Take each line containing the word "this" and copy it.

Figure collection entries:
▼
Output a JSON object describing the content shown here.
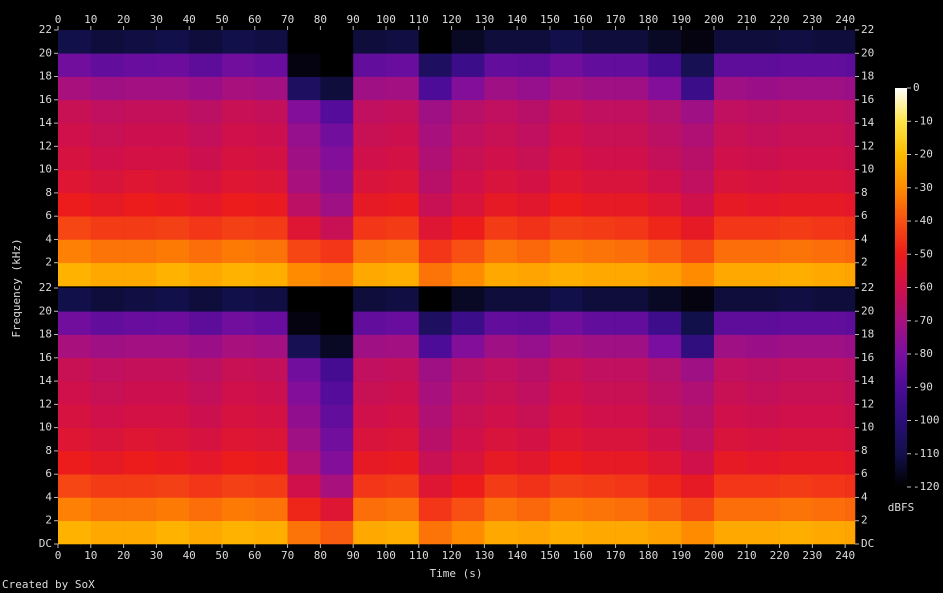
{
  "chart_data": {
    "type": "spectrogram",
    "xlabel": "Time (s)",
    "ylabel": "Frequency (kHz)",
    "footer": "Created by SoX",
    "colorbar_label": "dBFS",
    "xlim": [
      0,
      243
    ],
    "xticks": [
      0,
      10,
      20,
      30,
      40,
      50,
      60,
      70,
      80,
      90,
      100,
      110,
      120,
      130,
      140,
      150,
      160,
      170,
      180,
      190,
      200,
      210,
      220,
      230,
      240
    ],
    "time_bins": [
      0,
      10,
      20,
      30,
      40,
      50,
      60,
      70,
      80,
      90,
      100,
      110,
      120,
      130,
      140,
      150,
      160,
      170,
      180,
      190,
      200,
      210,
      220,
      230,
      240,
      243
    ],
    "freq_bins": [
      0,
      2,
      4,
      6,
      8,
      10,
      12,
      14,
      16,
      18,
      20,
      22
    ],
    "clim": [
      -120,
      0
    ],
    "cticks": [
      0,
      -10,
      -20,
      -30,
      -40,
      -50,
      -60,
      -70,
      -80,
      -90,
      -100,
      -110,
      -120
    ],
    "channels": [
      {
        "ylim": [
          0,
          22
        ],
        "yticks": [
          2,
          4,
          6,
          8,
          10,
          12,
          14,
          16,
          18,
          20,
          22
        ],
        "z": [
          [
            -22,
            -24,
            -24,
            -22,
            -24,
            -22,
            -23,
            -30,
            -32,
            -24,
            -23,
            -34,
            -30,
            -24,
            -25,
            -23,
            -24,
            -24,
            -26,
            -30,
            -24,
            -24,
            -23,
            -24,
            -25
          ],
          [
            -32,
            -34,
            -34,
            -33,
            -35,
            -33,
            -34,
            -42,
            -45,
            -35,
            -34,
            -45,
            -40,
            -34,
            -36,
            -33,
            -34,
            -35,
            -38,
            -42,
            -35,
            -35,
            -34,
            -35,
            -36
          ],
          [
            -42,
            -44,
            -44,
            -43,
            -45,
            -43,
            -44,
            -55,
            -62,
            -45,
            -44,
            -55,
            -50,
            -44,
            -46,
            -43,
            -44,
            -45,
            -48,
            -52,
            -45,
            -45,
            -44,
            -45,
            -46
          ],
          [
            -50,
            -52,
            -50,
            -51,
            -53,
            -50,
            -51,
            -65,
            -72,
            -52,
            -51,
            -62,
            -57,
            -52,
            -54,
            -50,
            -52,
            -52,
            -55,
            -60,
            -52,
            -53,
            -52,
            -52,
            -53
          ],
          [
            -55,
            -57,
            -55,
            -56,
            -58,
            -55,
            -56,
            -70,
            -76,
            -57,
            -56,
            -66,
            -60,
            -57,
            -59,
            -55,
            -57,
            -57,
            -60,
            -64,
            -57,
            -58,
            -57,
            -57,
            -58
          ],
          [
            -58,
            -60,
            -59,
            -59,
            -61,
            -58,
            -59,
            -72,
            -78,
            -60,
            -59,
            -68,
            -62,
            -60,
            -62,
            -58,
            -60,
            -60,
            -63,
            -66,
            -60,
            -61,
            -60,
            -60,
            -61
          ],
          [
            -60,
            -62,
            -61,
            -61,
            -63,
            -60,
            -61,
            -74,
            -82,
            -62,
            -61,
            -70,
            -64,
            -62,
            -64,
            -60,
            -62,
            -62,
            -65,
            -68,
            -62,
            -63,
            -62,
            -62,
            -63
          ],
          [
            -62,
            -64,
            -63,
            -63,
            -65,
            -62,
            -63,
            -78,
            -88,
            -64,
            -63,
            -72,
            -66,
            -64,
            -66,
            -62,
            -64,
            -64,
            -67,
            -72,
            -64,
            -65,
            -64,
            -64,
            -65
          ],
          [
            -70,
            -72,
            -71,
            -71,
            -73,
            -70,
            -71,
            -105,
            -112,
            -72,
            -71,
            -90,
            -78,
            -72,
            -74,
            -70,
            -72,
            -72,
            -78,
            -95,
            -72,
            -73,
            -72,
            -72,
            -73
          ],
          [
            -82,
            -85,
            -84,
            -83,
            -86,
            -82,
            -84,
            -118,
            -120,
            -85,
            -84,
            -105,
            -95,
            -85,
            -86,
            -82,
            -85,
            -85,
            -92,
            -108,
            -86,
            -86,
            -85,
            -85,
            -86
          ],
          [
            -110,
            -112,
            -111,
            -110,
            -112,
            -110,
            -111,
            -120,
            -120,
            -112,
            -111,
            -120,
            -115,
            -112,
            -112,
            -110,
            -112,
            -112,
            -115,
            -118,
            -112,
            -112,
            -111,
            -112,
            -112
          ]
        ]
      },
      {
        "ylim": [
          0,
          22
        ],
        "yticks": [
          {
            "value": 0,
            "label": "DC"
          },
          2,
          4,
          6,
          8,
          10,
          12,
          14,
          16,
          18,
          20,
          22
        ],
        "z": [
          [
            -22,
            -24,
            -24,
            -22,
            -24,
            -22,
            -23,
            -34,
            -38,
            -24,
            -23,
            -34,
            -30,
            -24,
            -25,
            -23,
            -24,
            -24,
            -26,
            -30,
            -24,
            -24,
            -23,
            -24,
            -25
          ],
          [
            -32,
            -34,
            -34,
            -33,
            -35,
            -33,
            -34,
            -48,
            -55,
            -35,
            -34,
            -45,
            -40,
            -34,
            -36,
            -33,
            -34,
            -35,
            -38,
            -42,
            -35,
            -35,
            -34,
            -35,
            -36
          ],
          [
            -42,
            -44,
            -44,
            -43,
            -45,
            -43,
            -44,
            -60,
            -70,
            -45,
            -44,
            -55,
            -50,
            -44,
            -46,
            -43,
            -44,
            -45,
            -48,
            -52,
            -45,
            -45,
            -44,
            -45,
            -46
          ],
          [
            -50,
            -52,
            -50,
            -51,
            -53,
            -50,
            -51,
            -68,
            -78,
            -52,
            -51,
            -62,
            -57,
            -52,
            -54,
            -50,
            -52,
            -52,
            -55,
            -60,
            -52,
            -53,
            -52,
            -52,
            -53
          ],
          [
            -55,
            -57,
            -55,
            -56,
            -58,
            -55,
            -56,
            -72,
            -82,
            -57,
            -56,
            -66,
            -60,
            -57,
            -59,
            -55,
            -57,
            -57,
            -60,
            -64,
            -57,
            -58,
            -57,
            -57,
            -58
          ],
          [
            -58,
            -60,
            -59,
            -59,
            -61,
            -58,
            -59,
            -75,
            -85,
            -60,
            -59,
            -68,
            -62,
            -60,
            -62,
            -58,
            -60,
            -60,
            -63,
            -66,
            -60,
            -61,
            -60,
            -60,
            -61
          ],
          [
            -60,
            -62,
            -61,
            -61,
            -63,
            -60,
            -61,
            -78,
            -88,
            -62,
            -61,
            -70,
            -64,
            -62,
            -64,
            -60,
            -62,
            -62,
            -65,
            -68,
            -62,
            -63,
            -62,
            -62,
            -63
          ],
          [
            -62,
            -64,
            -63,
            -63,
            -65,
            -62,
            -63,
            -82,
            -92,
            -64,
            -63,
            -72,
            -66,
            -64,
            -66,
            -62,
            -64,
            -64,
            -67,
            -72,
            -64,
            -65,
            -64,
            -64,
            -65
          ],
          [
            -70,
            -72,
            -71,
            -71,
            -73,
            -70,
            -71,
            -108,
            -115,
            -72,
            -71,
            -90,
            -78,
            -72,
            -74,
            -70,
            -72,
            -72,
            -80,
            -98,
            -72,
            -73,
            -72,
            -72,
            -73
          ],
          [
            -82,
            -85,
            -84,
            -83,
            -86,
            -82,
            -84,
            -118,
            -120,
            -85,
            -84,
            -105,
            -95,
            -85,
            -86,
            -82,
            -85,
            -85,
            -94,
            -110,
            -86,
            -86,
            -85,
            -85,
            -86
          ],
          [
            -110,
            -112,
            -111,
            -110,
            -112,
            -110,
            -111,
            -120,
            -120,
            -112,
            -111,
            -120,
            -115,
            -112,
            -112,
            -110,
            -112,
            -112,
            -115,
            -118,
            -112,
            -112,
            -111,
            -112,
            -112
          ]
        ]
      }
    ]
  }
}
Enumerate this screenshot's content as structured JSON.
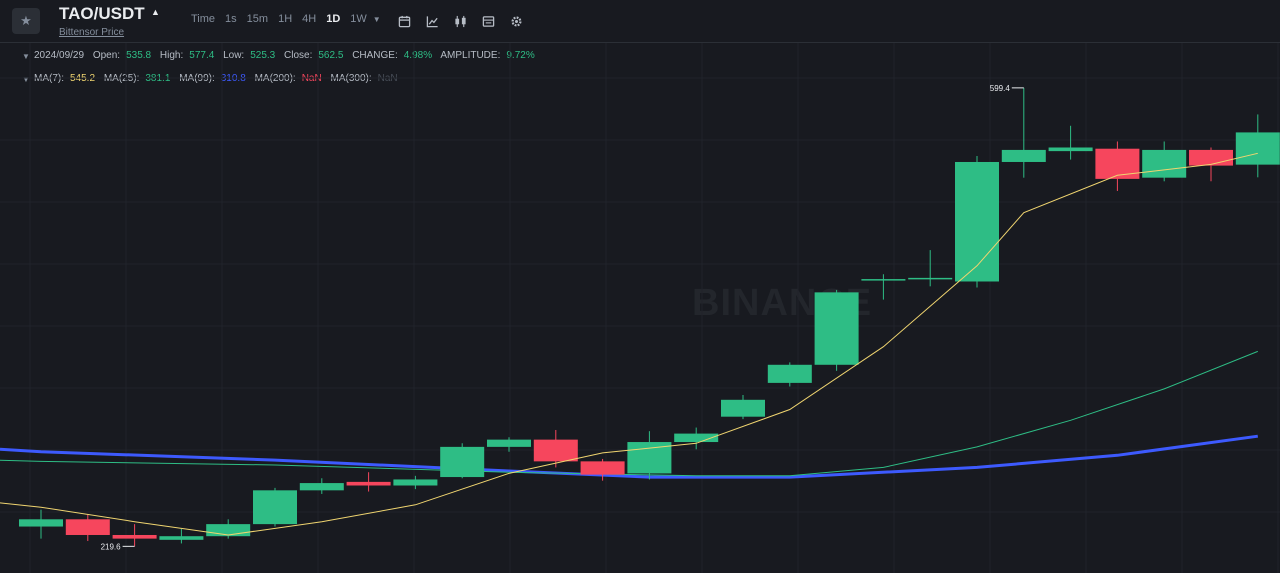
{
  "header": {
    "pair": "TAO/USDT",
    "subtitle": "Bittensor Price",
    "intervals": [
      "Time",
      "1s",
      "15m",
      "1H",
      "4H",
      "1D",
      "1W"
    ],
    "active_interval": "1D",
    "tool_icons": [
      "calendar-icon",
      "indicator-chart-icon",
      "candle-type-icon",
      "layout-icon",
      "settings-icon"
    ]
  },
  "ohlc_bar": {
    "date": "2024/09/29",
    "open_label": "Open:",
    "open": "535.8",
    "high_label": "High:",
    "high": "577.4",
    "low_label": "Low:",
    "low": "525.3",
    "close_label": "Close:",
    "close": "562.5",
    "change_label": "CHANGE:",
    "change": "4.98%",
    "amplitude_label": "AMPLITUDE:",
    "amplitude": "9.72%"
  },
  "ma_bar": [
    {
      "label": "MA(7):",
      "value": "545.2",
      "color": "#f0d570"
    },
    {
      "label": "MA(25):",
      "value": "381.1",
      "color": "#2ebd85"
    },
    {
      "label": "MA(99):",
      "value": "310.8",
      "color": "#3d5afe"
    },
    {
      "label": "MA(200):",
      "value": "NaN",
      "color": "#f6465d"
    },
    {
      "label": "MA(300):",
      "value": "NaN",
      "color": "#474d57"
    }
  ],
  "watermark": "BINANCE",
  "colors": {
    "up": "#2ebd85",
    "down": "#f6465d",
    "background": "#181a20",
    "grid": "#20232a"
  },
  "chart_data": {
    "type": "candlestick",
    "title": "TAO/USDT",
    "ylim": [
      200,
      620
    ],
    "high_annotation": "599.4",
    "low_annotation": "219.6",
    "candles": [
      {
        "o": 236,
        "h": 250,
        "l": 226,
        "c": 242
      },
      {
        "o": 242,
        "h": 246,
        "l": 224,
        "c": 229
      },
      {
        "o": 229,
        "h": 238,
        "l": 219.6,
        "c": 226
      },
      {
        "o": 225,
        "h": 234,
        "l": 222,
        "c": 228
      },
      {
        "o": 228,
        "h": 242,
        "l": 226,
        "c": 238
      },
      {
        "o": 238,
        "h": 268,
        "l": 236,
        "c": 266
      },
      {
        "o": 266,
        "h": 276,
        "l": 263,
        "c": 272
      },
      {
        "o": 273,
        "h": 281,
        "l": 265,
        "c": 270
      },
      {
        "o": 270,
        "h": 278,
        "l": 267,
        "c": 275
      },
      {
        "o": 277,
        "h": 305,
        "l": 276,
        "c": 302
      },
      {
        "o": 302,
        "h": 310,
        "l": 298,
        "c": 308
      },
      {
        "o": 308,
        "h": 316,
        "l": 285,
        "c": 290
      },
      {
        "o": 290,
        "h": 292,
        "l": 274,
        "c": 279
      },
      {
        "o": 280,
        "h": 315,
        "l": 275,
        "c": 306
      },
      {
        "o": 306,
        "h": 318,
        "l": 300,
        "c": 313
      },
      {
        "o": 327,
        "h": 345,
        "l": 325,
        "c": 341
      },
      {
        "o": 355,
        "h": 372,
        "l": 352,
        "c": 370
      },
      {
        "o": 370,
        "h": 432,
        "l": 365,
        "c": 430
      },
      {
        "o": 441,
        "h": 445,
        "l": 424,
        "c": 441
      },
      {
        "o": 441,
        "h": 465,
        "l": 435,
        "c": 442
      },
      {
        "o": 439,
        "h": 543,
        "l": 434,
        "c": 538
      },
      {
        "o": 538,
        "h": 599.4,
        "l": 525,
        "c": 548
      },
      {
        "o": 547,
        "h": 568,
        "l": 540,
        "c": 550
      },
      {
        "o": 549,
        "h": 555,
        "l": 514,
        "c": 524
      },
      {
        "o": 525,
        "h": 555,
        "l": 522,
        "c": 548
      },
      {
        "o": 548,
        "h": 550,
        "l": 522,
        "c": 535
      },
      {
        "o": 535.8,
        "h": 577.4,
        "l": 525.3,
        "c": 562.5
      }
    ],
    "ma7": [
      {
        "i": 0,
        "v": 252
      },
      {
        "i": 2,
        "v": 240
      },
      {
        "i": 4,
        "v": 229
      },
      {
        "i": 6,
        "v": 240
      },
      {
        "i": 8,
        "v": 254
      },
      {
        "i": 10,
        "v": 280
      },
      {
        "i": 12,
        "v": 297
      },
      {
        "i": 14,
        "v": 305
      },
      {
        "i": 16,
        "v": 333
      },
      {
        "i": 18,
        "v": 385
      },
      {
        "i": 20,
        "v": 452
      },
      {
        "i": 21,
        "v": 496
      },
      {
        "i": 23,
        "v": 527
      },
      {
        "i": 25,
        "v": 536
      },
      {
        "i": 26,
        "v": 545.2
      }
    ],
    "ma25": [
      {
        "i": 0,
        "v": 290
      },
      {
        "i": 5,
        "v": 287
      },
      {
        "i": 10,
        "v": 281
      },
      {
        "i": 14,
        "v": 278
      },
      {
        "i": 16,
        "v": 278
      },
      {
        "i": 18,
        "v": 285
      },
      {
        "i": 20,
        "v": 302
      },
      {
        "i": 22,
        "v": 324
      },
      {
        "i": 24,
        "v": 350
      },
      {
        "i": 26,
        "v": 381.1
      }
    ],
    "ma99": [
      {
        "i": 0,
        "v": 298
      },
      {
        "i": 5,
        "v": 291
      },
      {
        "i": 10,
        "v": 282
      },
      {
        "i": 13,
        "v": 277
      },
      {
        "i": 16,
        "v": 277
      },
      {
        "i": 20,
        "v": 285
      },
      {
        "i": 23,
        "v": 295
      },
      {
        "i": 26,
        "v": 310.8
      }
    ]
  }
}
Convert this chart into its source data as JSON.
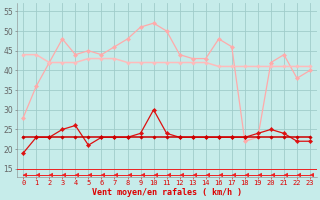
▲
* **Completed task**:
Enumerate this screenshot's content as structured JSON.
Convert this chart into its source data as JSON.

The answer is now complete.